--- BEGIN Extracted material ---

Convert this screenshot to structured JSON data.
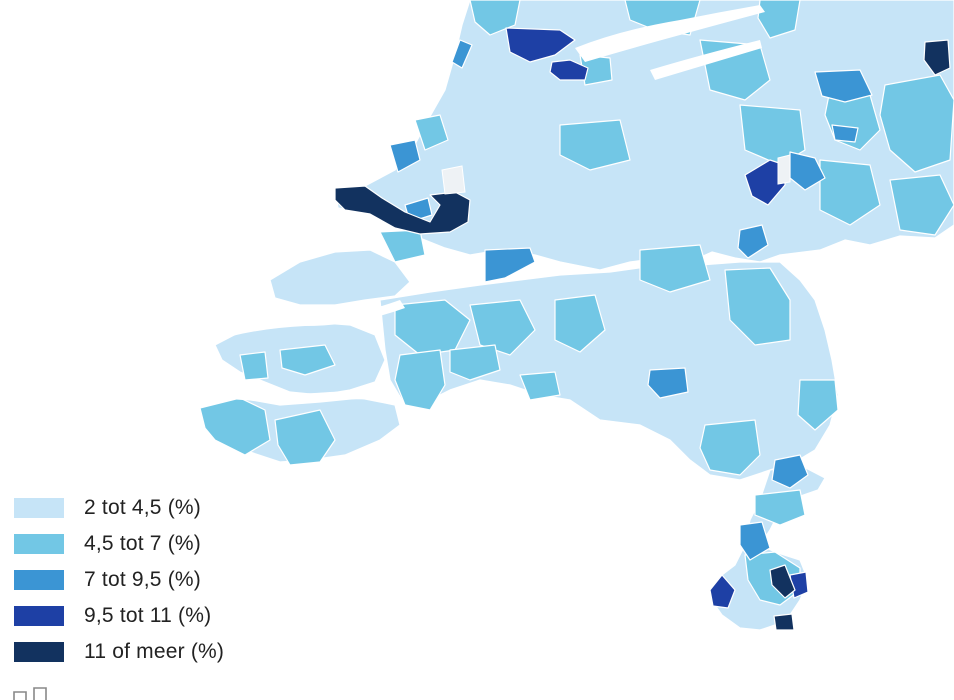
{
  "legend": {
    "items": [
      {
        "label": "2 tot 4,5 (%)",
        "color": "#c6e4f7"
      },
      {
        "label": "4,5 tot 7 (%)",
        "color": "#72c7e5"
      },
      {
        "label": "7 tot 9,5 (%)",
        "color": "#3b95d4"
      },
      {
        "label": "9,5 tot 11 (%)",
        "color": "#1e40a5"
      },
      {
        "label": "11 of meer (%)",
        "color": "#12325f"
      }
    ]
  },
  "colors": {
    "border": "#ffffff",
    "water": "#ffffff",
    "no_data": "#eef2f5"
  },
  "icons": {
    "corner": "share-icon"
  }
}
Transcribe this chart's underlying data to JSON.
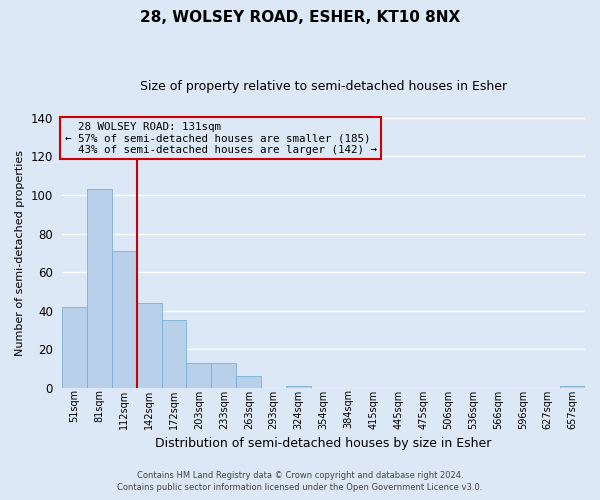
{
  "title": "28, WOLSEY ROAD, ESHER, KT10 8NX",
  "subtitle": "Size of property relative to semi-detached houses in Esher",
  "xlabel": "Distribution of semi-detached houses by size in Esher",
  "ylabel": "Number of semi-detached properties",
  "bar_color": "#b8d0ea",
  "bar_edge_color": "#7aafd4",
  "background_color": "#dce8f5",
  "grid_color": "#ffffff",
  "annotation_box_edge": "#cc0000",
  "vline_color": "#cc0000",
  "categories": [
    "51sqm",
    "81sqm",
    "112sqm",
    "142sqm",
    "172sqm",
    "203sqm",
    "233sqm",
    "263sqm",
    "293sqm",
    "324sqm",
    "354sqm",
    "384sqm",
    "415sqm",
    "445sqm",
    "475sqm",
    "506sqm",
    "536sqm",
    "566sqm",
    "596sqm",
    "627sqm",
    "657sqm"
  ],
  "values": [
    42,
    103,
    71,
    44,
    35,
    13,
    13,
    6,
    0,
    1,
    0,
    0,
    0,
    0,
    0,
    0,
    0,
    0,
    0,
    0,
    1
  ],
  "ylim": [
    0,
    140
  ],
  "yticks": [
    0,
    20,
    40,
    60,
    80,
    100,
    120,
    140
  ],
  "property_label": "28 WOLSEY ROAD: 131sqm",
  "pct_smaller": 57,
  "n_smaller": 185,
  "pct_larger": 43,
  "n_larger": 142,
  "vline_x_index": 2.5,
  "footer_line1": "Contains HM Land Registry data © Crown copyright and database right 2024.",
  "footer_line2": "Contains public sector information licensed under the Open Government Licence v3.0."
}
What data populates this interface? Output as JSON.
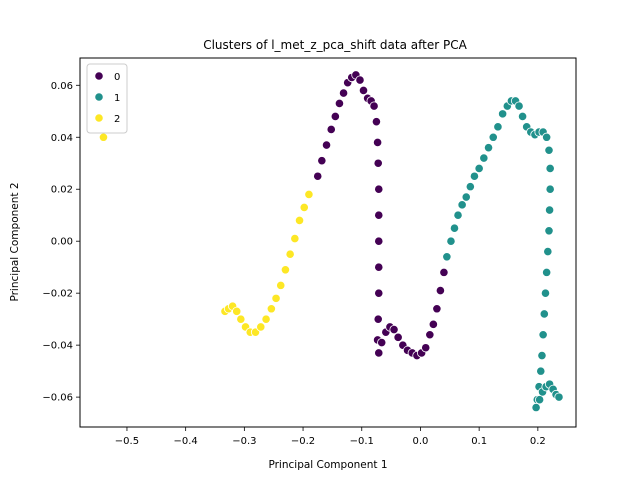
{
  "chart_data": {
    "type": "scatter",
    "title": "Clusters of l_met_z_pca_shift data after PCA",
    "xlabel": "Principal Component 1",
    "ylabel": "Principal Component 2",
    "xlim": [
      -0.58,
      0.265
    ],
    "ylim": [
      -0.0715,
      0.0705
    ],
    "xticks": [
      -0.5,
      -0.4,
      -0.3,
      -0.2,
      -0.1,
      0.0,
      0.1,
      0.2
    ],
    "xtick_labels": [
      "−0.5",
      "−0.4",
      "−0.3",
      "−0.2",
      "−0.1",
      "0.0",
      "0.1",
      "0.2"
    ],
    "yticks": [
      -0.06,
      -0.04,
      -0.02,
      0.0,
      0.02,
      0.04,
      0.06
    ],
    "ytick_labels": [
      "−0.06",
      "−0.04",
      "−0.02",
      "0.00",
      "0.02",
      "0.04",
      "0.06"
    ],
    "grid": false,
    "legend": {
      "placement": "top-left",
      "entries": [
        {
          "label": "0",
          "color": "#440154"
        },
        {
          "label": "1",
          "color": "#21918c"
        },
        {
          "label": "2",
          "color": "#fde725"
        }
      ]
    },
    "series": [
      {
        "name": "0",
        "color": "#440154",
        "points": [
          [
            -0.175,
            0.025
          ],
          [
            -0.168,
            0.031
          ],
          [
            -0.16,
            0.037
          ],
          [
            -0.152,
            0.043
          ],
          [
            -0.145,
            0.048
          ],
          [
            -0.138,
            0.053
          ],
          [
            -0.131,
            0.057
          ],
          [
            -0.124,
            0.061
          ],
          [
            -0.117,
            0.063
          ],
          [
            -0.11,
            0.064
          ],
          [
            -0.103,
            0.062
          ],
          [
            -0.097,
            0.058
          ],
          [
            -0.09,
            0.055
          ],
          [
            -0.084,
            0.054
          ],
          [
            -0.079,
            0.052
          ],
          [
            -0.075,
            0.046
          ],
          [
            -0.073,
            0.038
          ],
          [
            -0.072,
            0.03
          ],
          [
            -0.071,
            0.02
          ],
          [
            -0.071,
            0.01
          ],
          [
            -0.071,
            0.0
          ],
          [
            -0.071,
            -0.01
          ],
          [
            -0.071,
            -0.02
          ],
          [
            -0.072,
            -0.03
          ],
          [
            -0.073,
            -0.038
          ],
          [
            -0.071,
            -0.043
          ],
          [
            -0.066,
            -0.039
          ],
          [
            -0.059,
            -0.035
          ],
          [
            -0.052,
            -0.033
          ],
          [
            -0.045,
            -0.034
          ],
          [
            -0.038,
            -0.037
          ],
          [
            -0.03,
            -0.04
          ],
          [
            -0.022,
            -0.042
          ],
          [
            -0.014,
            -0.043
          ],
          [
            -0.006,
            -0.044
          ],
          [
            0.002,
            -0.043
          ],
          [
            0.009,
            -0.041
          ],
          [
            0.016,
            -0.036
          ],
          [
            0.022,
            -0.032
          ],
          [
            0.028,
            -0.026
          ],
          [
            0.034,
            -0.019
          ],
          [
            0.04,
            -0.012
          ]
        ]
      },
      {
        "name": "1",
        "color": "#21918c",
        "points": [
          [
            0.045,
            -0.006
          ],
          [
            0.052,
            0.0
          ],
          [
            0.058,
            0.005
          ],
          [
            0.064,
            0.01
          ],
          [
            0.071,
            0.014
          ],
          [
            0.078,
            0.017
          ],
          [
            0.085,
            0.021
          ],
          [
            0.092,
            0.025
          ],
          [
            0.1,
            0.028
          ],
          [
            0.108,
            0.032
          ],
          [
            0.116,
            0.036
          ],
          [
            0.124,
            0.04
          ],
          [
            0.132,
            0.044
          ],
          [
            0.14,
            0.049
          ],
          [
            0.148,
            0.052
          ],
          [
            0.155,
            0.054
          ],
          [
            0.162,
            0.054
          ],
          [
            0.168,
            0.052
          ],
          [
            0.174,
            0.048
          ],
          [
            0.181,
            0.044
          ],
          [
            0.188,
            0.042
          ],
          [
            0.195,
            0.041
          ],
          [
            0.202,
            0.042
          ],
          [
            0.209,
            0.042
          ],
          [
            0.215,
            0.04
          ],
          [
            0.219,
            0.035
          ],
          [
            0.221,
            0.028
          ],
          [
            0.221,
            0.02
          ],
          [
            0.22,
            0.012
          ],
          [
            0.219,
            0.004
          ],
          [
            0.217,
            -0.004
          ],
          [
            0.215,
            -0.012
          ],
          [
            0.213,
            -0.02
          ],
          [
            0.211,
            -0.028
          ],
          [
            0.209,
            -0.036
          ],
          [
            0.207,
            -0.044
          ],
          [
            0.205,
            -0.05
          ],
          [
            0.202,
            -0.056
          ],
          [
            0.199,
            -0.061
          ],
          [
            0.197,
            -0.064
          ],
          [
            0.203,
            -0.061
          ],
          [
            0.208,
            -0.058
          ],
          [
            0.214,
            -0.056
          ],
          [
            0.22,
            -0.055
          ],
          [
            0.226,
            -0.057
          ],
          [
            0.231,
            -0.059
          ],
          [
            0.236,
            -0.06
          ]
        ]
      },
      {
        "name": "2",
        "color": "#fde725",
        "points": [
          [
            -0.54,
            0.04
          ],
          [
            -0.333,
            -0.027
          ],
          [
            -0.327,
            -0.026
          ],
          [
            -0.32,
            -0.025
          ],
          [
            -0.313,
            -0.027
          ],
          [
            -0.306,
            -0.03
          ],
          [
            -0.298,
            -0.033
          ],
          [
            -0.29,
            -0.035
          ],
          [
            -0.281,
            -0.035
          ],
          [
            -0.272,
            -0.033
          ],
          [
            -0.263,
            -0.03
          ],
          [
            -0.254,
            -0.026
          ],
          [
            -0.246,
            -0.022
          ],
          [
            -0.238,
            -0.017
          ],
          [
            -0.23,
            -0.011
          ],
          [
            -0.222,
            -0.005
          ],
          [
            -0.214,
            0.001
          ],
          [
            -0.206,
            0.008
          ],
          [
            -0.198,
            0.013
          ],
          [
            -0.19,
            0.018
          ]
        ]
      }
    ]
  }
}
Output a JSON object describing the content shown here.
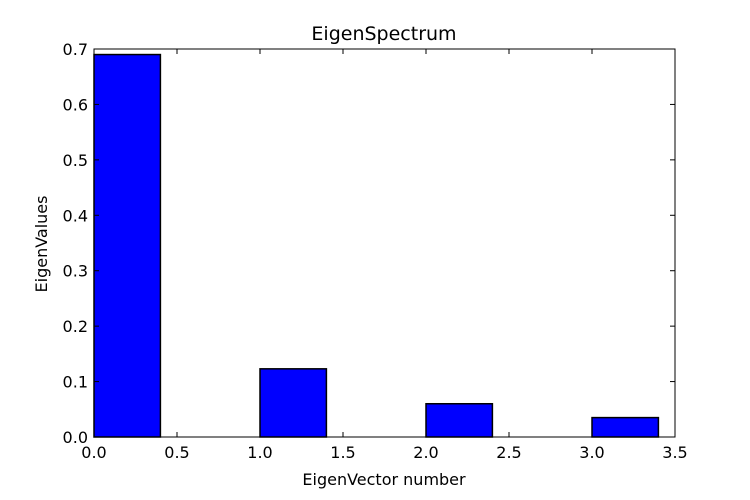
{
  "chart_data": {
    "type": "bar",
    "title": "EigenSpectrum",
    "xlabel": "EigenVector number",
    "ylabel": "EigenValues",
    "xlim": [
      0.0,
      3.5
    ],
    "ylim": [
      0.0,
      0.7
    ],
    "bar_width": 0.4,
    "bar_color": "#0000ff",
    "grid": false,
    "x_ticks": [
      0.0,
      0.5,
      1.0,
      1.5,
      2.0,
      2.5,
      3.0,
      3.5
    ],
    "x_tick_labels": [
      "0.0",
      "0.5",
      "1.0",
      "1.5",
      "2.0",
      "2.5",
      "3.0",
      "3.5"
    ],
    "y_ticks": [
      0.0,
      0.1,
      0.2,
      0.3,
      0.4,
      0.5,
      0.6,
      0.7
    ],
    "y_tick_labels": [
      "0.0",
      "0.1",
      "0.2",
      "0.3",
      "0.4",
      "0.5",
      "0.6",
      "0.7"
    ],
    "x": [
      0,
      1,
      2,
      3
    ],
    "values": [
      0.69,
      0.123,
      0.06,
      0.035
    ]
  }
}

--- END Extracted material ---

▸ **Description of the task**: Report the number of lines above that contain the word "detached", and only that number.

▸ **Expected answer**: 3